• _OBJECTIF 1_
Dans le passage sur les compétences d'Agnès Pannier-Runacher :
(a) Outre le développement des énergies durables, quelle construction relève de sa compétence ?
(b) Avec quel ministre promeut-elle l'efficacité énergétique ?
(c) Quelle politique est-elle chargée de définir et de mettre en œuvre ?
• _OBJECTIF 2_
Pouvez-vous poursuivre le passage sur les compétences d'Agnès Pannier-Runacher à la suite de sa dernière phrase ?

Agnès Pannier-Runacher est aussi "compétente" en matière de développement des énergies durables et de construction de nouveaux réacteurs nucléaires, de développement de la production et des usages de l'hydrogène mais aussi de "décarbonation et d'électrification du secteur des transports routiers, en particulier, de conversion du parc automobile et de développement des infrastructures de recharge des véhicules électriques", de  "promotion de l'efficacité énergétique, notamment, conjointement avec le ministre de la transition écologique et de la cohésion des territoires, de rénovation et de performances énergétiques des bâtiments", de  lutte contre la précarité énergétique, de carburants et de tarifs de l'énergie. Elle est également chargée de définir et mettre en œuvre la politique de gestion des déchets et des matières radioactifs, ainsi que les actions de politique industrielle, de recherche et d'innovation concernant le secteur de l'énergie.

• _EXTRAITS DE DONNÉES_
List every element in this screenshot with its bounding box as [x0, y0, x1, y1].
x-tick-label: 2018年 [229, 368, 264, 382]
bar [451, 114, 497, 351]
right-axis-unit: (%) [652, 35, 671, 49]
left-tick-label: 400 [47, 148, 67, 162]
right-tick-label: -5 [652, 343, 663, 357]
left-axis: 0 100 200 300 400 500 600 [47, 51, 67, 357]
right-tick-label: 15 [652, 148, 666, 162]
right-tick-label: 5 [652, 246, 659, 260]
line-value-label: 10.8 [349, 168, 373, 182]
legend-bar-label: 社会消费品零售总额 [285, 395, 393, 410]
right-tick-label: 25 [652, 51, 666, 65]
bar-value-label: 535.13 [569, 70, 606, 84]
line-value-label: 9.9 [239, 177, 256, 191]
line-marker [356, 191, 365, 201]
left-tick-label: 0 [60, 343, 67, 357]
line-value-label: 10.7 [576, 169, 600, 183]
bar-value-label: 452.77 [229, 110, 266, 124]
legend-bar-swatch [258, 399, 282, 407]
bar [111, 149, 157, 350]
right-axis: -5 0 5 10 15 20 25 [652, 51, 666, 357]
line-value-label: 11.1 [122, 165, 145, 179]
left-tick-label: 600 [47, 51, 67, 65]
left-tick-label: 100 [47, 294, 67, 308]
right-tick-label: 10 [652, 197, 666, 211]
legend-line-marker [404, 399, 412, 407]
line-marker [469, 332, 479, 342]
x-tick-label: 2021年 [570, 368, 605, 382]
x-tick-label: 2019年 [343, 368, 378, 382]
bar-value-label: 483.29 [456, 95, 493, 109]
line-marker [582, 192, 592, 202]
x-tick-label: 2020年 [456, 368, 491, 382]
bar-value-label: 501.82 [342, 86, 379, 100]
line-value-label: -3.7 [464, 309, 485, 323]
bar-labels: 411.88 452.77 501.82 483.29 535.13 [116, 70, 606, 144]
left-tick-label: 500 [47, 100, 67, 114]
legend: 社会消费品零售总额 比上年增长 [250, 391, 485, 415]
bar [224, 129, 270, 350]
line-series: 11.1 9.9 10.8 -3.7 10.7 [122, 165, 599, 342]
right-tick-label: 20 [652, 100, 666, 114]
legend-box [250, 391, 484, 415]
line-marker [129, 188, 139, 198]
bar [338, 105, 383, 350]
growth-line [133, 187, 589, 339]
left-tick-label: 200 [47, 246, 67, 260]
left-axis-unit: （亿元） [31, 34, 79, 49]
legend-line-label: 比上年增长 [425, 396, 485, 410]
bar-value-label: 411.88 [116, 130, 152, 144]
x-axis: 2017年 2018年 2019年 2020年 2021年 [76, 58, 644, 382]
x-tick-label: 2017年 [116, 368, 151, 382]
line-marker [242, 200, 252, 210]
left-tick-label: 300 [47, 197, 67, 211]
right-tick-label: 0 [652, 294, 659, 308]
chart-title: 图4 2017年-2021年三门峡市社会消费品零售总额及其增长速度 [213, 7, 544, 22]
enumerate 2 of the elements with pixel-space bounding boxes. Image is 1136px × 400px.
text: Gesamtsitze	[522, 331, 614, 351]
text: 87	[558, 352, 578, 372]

• _RÉPONSE ATTENDUE 1_
(a) La construction de nouveaux réacteurs nucléaires.
(b) Le ministre de la transition écologique et de la cohésion des territoires.
(c) La politique de gestion des déchets et des matières radioactifs.

• _RÉPONSE ATTENDUE 2_
  • Les collectivités, entre la rue de Varenne et la place Beauvau

Ce tentaculaire ministère d'Amélie de Montchalin sera bien aussi celui des collectivités locales. Mais "en garde partagée" avec le ministère de l'Intérieur, comme l'avait formulé le ministre délégué en charge des collectivités, Christophe Béchu – qui, lui, n'a pas encore son décret d'attributions, pas plus que les autres ministres délégués et les secrétaires d'Etat – le 20 mai lors de la passation de pouvoirs à l'Hôtel de Castries (voir notre article du 22 mai "Un nouveau trio pour les collectivités").

Comme l'indique l'intitulé de son portefeuille, c'est d'abord par le prisme de la "cohésion des territoires" qu'Amélie de Montchalin devra s'intéresser aux collectivités. En cela, on reste dans la même lignée que le ministère qui avait été dessiné pour Jacqueline Gourault. Le décret évoque à ce titre entre autres "les initiatives en faveur de la cohésion économique et sociale des territoires, de leur attractivité et du développement économique et commercial", les "politiques d'innovation ainsi que de soutien à l'investissement", la "transition numérique des territoires" (même si le gros du numérique est à Bercy)… tout ceci devant, donc, contribuer à "la lutte contre les inégalités territoriales". En notant que les enjeux propres aux territoires ruraux sont en partie partagés avec le ministère de l'Agriculture (voir plus loin).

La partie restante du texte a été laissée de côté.